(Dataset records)
— Begin —
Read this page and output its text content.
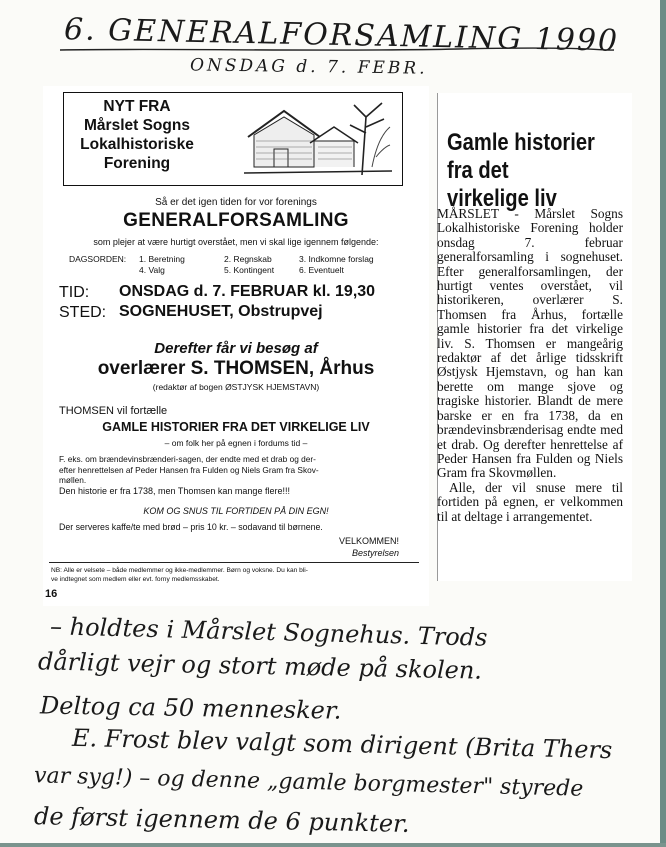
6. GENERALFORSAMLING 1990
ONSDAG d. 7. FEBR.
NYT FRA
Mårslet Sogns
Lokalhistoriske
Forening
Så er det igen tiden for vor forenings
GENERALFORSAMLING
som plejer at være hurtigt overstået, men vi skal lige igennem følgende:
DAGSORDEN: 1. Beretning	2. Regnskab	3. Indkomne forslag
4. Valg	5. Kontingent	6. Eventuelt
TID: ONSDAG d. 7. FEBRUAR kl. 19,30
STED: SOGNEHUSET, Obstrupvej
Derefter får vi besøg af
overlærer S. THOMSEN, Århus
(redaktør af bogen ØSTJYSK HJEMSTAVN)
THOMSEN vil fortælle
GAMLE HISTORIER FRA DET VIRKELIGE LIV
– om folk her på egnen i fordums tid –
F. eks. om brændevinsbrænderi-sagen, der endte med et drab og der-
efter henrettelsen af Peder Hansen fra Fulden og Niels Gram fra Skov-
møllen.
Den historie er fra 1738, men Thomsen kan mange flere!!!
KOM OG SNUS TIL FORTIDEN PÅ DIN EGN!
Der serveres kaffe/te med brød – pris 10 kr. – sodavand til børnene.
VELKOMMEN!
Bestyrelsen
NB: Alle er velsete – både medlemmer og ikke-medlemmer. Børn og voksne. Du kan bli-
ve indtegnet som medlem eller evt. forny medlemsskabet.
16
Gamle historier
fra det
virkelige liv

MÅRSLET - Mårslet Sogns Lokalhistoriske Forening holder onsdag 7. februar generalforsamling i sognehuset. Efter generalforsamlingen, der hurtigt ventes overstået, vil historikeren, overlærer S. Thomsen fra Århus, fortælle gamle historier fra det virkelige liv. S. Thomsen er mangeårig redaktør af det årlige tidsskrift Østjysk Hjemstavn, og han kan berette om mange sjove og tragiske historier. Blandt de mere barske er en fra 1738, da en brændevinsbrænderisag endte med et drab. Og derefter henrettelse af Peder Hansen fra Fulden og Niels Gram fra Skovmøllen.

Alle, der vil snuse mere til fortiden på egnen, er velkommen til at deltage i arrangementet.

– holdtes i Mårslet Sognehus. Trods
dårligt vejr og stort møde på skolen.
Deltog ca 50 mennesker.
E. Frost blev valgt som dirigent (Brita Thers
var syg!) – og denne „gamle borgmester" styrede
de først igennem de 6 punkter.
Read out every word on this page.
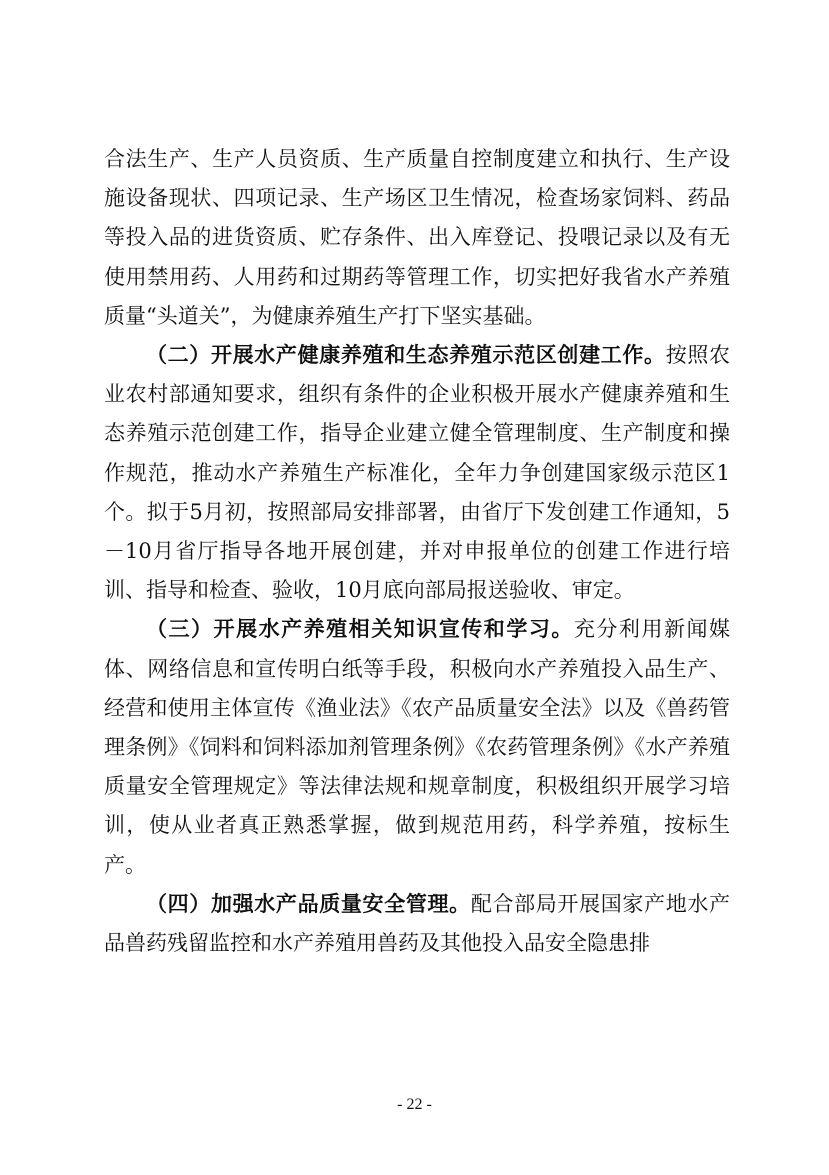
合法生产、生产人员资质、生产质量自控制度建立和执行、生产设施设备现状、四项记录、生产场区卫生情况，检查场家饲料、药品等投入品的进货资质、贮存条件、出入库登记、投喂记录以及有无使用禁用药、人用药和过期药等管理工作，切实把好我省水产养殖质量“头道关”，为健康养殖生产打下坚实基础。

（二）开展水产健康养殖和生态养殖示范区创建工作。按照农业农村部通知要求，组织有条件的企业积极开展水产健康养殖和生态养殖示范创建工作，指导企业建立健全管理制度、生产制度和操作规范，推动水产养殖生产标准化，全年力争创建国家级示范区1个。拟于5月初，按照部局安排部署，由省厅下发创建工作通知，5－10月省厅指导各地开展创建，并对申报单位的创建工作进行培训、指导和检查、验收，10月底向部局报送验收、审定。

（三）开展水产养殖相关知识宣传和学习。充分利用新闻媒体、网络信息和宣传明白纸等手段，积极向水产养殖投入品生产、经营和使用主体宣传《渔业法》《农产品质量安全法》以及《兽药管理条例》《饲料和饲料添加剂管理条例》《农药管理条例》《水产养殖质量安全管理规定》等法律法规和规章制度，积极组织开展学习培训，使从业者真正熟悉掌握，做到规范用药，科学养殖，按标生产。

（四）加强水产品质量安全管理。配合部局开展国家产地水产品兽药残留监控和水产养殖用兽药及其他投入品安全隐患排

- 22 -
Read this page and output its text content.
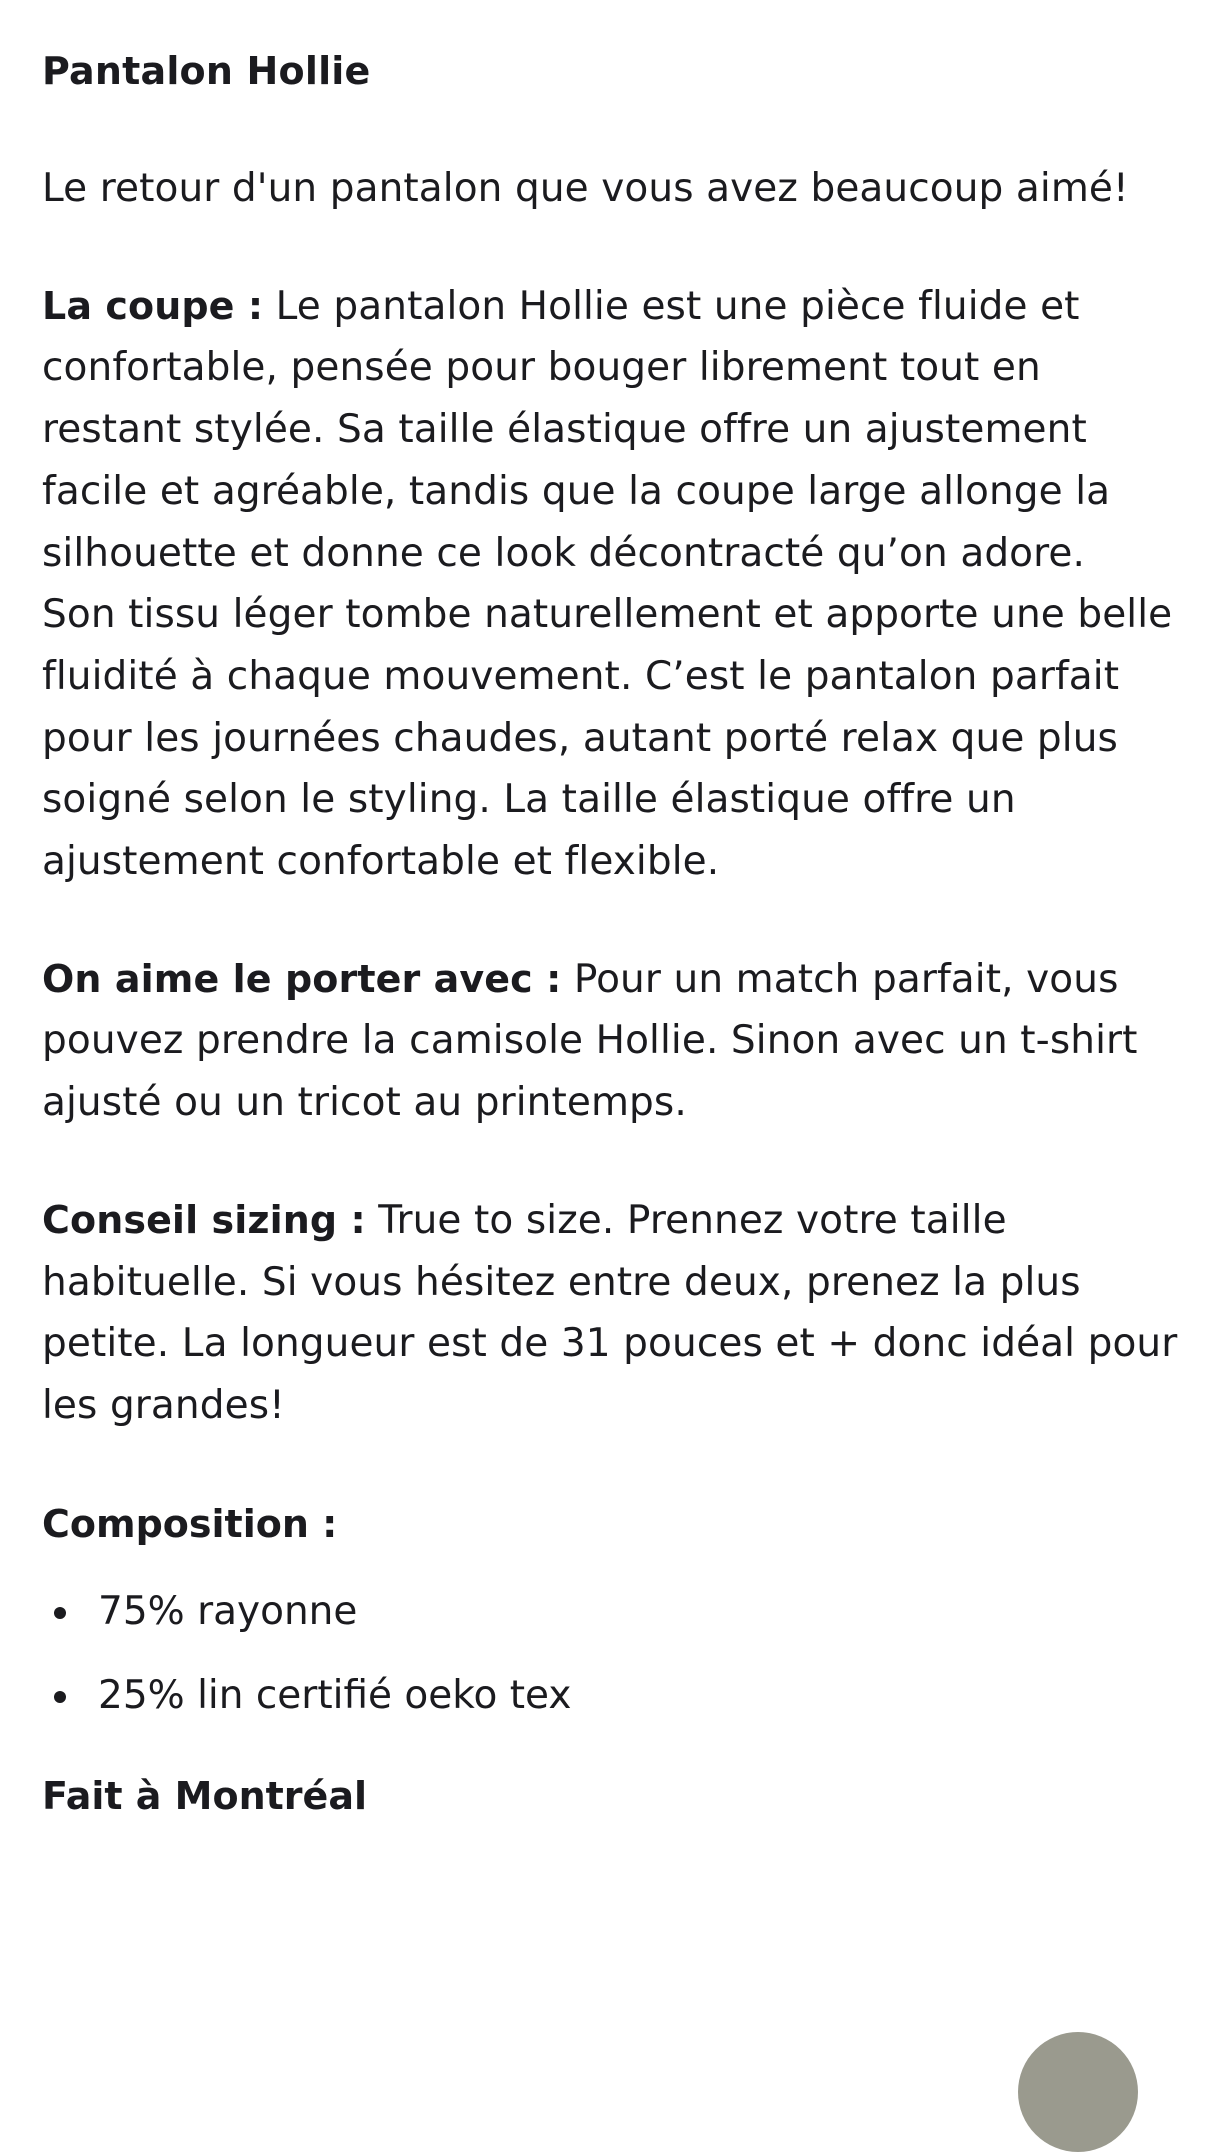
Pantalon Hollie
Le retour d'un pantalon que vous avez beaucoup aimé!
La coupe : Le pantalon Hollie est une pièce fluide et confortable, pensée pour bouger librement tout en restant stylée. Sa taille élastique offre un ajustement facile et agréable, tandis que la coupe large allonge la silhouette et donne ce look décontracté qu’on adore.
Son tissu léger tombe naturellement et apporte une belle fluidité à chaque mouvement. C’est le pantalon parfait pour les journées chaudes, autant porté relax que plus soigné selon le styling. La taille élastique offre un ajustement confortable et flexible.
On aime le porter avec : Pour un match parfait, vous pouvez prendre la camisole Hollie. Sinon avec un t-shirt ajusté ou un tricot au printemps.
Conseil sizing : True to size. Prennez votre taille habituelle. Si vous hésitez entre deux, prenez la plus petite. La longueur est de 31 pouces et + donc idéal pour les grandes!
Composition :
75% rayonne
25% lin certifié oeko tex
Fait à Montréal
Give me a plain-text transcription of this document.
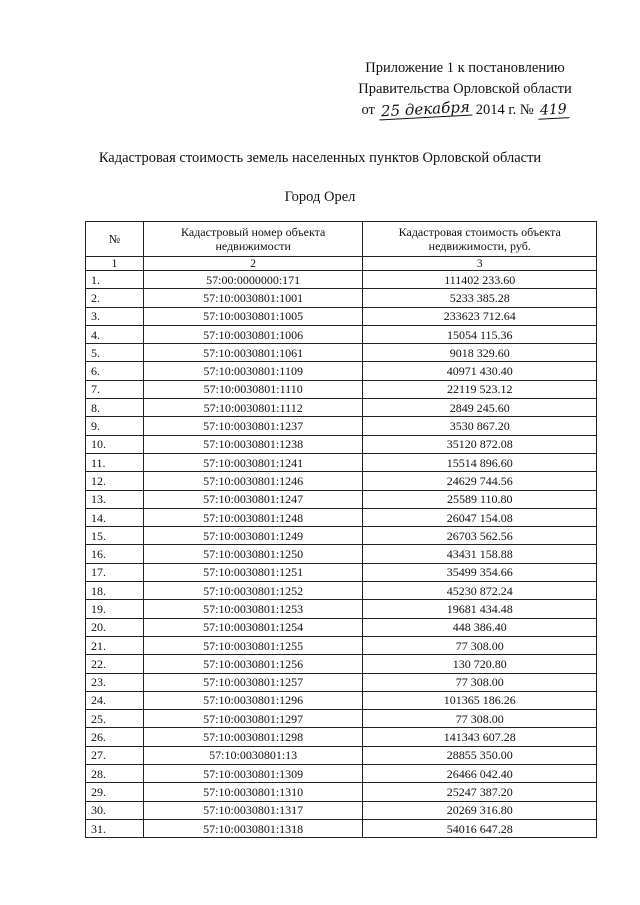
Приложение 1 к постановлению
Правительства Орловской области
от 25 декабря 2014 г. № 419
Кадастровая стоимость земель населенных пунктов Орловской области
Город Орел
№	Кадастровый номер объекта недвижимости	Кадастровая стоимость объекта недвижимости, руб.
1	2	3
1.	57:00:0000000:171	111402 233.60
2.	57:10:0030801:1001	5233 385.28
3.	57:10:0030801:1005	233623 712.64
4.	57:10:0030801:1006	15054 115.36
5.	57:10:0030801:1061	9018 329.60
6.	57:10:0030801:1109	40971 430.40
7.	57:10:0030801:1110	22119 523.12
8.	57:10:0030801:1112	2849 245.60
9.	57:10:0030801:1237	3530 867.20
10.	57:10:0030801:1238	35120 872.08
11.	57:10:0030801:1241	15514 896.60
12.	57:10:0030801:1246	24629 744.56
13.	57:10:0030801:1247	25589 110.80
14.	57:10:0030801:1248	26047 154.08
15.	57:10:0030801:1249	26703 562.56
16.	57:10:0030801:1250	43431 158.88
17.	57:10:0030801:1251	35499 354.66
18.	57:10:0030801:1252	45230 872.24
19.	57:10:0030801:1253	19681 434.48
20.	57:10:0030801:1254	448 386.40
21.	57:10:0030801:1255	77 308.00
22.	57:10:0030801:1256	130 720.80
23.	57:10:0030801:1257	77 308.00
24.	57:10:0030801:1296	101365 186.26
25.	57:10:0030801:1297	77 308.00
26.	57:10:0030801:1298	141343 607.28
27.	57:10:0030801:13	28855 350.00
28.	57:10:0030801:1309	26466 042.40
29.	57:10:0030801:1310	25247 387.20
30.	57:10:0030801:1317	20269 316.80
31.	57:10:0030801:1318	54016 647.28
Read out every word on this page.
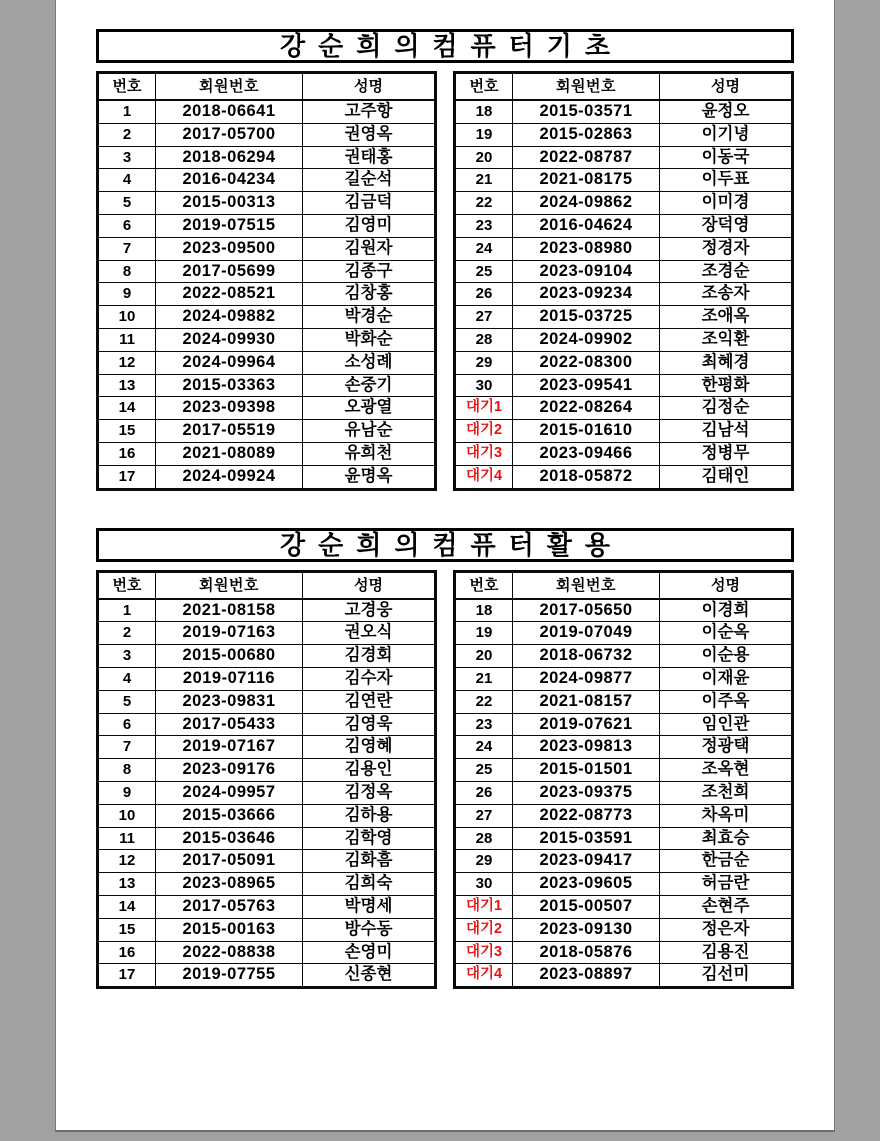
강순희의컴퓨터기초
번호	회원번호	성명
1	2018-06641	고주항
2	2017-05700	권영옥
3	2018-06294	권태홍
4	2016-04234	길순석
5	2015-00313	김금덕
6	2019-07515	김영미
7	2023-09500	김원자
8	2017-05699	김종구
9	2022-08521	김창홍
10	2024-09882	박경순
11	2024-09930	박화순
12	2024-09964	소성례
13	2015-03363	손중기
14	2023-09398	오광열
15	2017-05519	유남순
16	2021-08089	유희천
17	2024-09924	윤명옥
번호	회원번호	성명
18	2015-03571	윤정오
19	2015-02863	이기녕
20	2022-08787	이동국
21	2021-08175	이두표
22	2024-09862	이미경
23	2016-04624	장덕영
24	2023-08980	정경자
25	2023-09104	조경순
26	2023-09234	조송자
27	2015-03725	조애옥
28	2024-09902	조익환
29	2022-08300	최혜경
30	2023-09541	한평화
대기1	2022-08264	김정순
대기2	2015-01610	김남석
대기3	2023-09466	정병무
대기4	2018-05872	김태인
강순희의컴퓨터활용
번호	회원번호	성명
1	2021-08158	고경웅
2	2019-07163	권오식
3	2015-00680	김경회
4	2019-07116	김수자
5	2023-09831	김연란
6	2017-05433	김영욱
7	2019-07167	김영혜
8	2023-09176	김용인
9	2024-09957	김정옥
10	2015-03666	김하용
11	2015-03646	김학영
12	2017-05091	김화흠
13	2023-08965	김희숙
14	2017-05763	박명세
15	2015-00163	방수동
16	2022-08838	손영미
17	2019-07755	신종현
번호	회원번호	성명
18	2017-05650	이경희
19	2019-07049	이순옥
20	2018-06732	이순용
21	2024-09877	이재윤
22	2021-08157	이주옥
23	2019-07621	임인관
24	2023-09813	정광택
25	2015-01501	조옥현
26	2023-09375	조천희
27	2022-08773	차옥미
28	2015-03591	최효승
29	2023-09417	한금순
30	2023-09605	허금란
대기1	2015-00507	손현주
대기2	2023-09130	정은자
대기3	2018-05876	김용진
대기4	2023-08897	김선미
— End —
Task requirements: Please list every line of the records that contains "overlærer".

Written solution:
overlærer S. THOMSEN, Århus
MÅRSLET - Mårslet Sogns Lokalhistoriske Forening holder onsdag 7. februar generalforsamling i sognehuset. Efter generalforsamlingen, der hurtigt ventes overstået, vil historikeren, overlærer S. Thomsen fra Århus, fortælle gamle historier fra det virkelige liv. S. Thomsen er mangeårig redaktør af det årlige tidsskrift Østjysk Hjemstavn, og han kan berette om mange sjove og tragiske historier. Blandt de mere barske er en fra 1738, da en brændevinsbrænderisag endte med et drab. Og derefter henrettelse af Peder Hansen fra Fulden og Niels Gram fra Skovmøllen.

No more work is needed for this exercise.